— Start —

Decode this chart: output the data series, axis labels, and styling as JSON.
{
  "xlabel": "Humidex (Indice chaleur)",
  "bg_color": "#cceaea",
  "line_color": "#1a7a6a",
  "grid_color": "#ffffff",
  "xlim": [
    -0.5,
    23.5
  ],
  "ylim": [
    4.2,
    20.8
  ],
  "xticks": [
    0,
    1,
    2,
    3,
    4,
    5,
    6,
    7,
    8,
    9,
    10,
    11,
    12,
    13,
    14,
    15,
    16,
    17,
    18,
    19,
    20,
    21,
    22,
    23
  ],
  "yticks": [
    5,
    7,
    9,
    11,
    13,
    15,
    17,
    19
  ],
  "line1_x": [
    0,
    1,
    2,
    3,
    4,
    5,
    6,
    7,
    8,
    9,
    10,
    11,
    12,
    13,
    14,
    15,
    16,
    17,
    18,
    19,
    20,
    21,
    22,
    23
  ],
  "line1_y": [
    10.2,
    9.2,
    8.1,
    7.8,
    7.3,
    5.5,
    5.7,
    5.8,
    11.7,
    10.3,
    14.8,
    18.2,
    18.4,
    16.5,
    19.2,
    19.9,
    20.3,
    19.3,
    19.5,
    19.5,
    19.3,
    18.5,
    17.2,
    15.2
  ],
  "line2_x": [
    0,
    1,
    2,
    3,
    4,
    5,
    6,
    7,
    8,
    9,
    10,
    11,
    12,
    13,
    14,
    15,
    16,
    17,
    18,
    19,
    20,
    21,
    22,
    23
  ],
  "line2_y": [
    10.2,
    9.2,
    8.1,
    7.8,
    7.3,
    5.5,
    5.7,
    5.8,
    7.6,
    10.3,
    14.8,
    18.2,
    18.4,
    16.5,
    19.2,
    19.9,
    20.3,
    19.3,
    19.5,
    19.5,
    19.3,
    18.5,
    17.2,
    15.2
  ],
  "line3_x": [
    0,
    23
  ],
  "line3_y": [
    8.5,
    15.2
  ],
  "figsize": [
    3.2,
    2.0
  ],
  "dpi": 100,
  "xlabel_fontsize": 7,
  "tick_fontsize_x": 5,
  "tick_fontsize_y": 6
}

— End —

(YOUR INSTRUCTIONS):
Transcribe the records above exactly as they appear.

(SOLUTION FOR THIS PROBLEM):
Decode this chart: output the data series, axis labels, and styling as JSON.
{
  "xlabel": "Humidex (Indice chaleur)",
  "bg_color": "#cceaea",
  "line_color": "#1a7a6a",
  "grid_color": "#ffffff",
  "xlim": [
    -0.5,
    23.5
  ],
  "ylim": [
    4.2,
    20.8
  ],
  "xticks": [
    0,
    1,
    2,
    3,
    4,
    5,
    6,
    7,
    8,
    9,
    10,
    11,
    12,
    13,
    14,
    15,
    16,
    17,
    18,
    19,
    20,
    21,
    22,
    23
  ],
  "yticks": [
    5,
    7,
    9,
    11,
    13,
    15,
    17,
    19
  ],
  "line1_x": [
    0,
    1,
    2,
    3,
    4,
    5,
    6,
    7,
    8,
    9,
    10,
    11,
    12,
    13,
    14,
    15,
    16,
    17,
    18,
    19,
    20,
    21,
    22,
    23
  ],
  "line1_y": [
    10.2,
    9.2,
    8.1,
    7.8,
    7.3,
    5.5,
    5.7,
    5.8,
    11.7,
    10.3,
    14.8,
    18.2,
    18.4,
    16.5,
    19.2,
    19.9,
    20.3,
    19.3,
    19.5,
    19.5,
    19.3,
    18.5,
    17.2,
    15.2
  ],
  "line2_x": [
    0,
    1,
    2,
    3,
    4,
    5,
    6,
    7,
    8,
    9,
    10,
    11,
    12,
    13,
    14,
    15,
    16,
    17,
    18,
    19,
    20,
    21,
    22,
    23
  ],
  "line2_y": [
    10.2,
    9.2,
    8.1,
    7.8,
    7.3,
    5.5,
    5.7,
    5.8,
    7.6,
    10.3,
    14.8,
    18.2,
    18.4,
    16.5,
    19.2,
    19.9,
    20.3,
    19.3,
    19.5,
    19.5,
    19.3,
    18.5,
    17.2,
    15.2
  ],
  "line3_x": [
    0,
    23
  ],
  "line3_y": [
    8.5,
    15.2
  ],
  "figsize": [
    3.2,
    2.0
  ],
  "dpi": 100,
  "xlabel_fontsize": 7,
  "tick_fontsize_x": 5,
  "tick_fontsize_y": 6
}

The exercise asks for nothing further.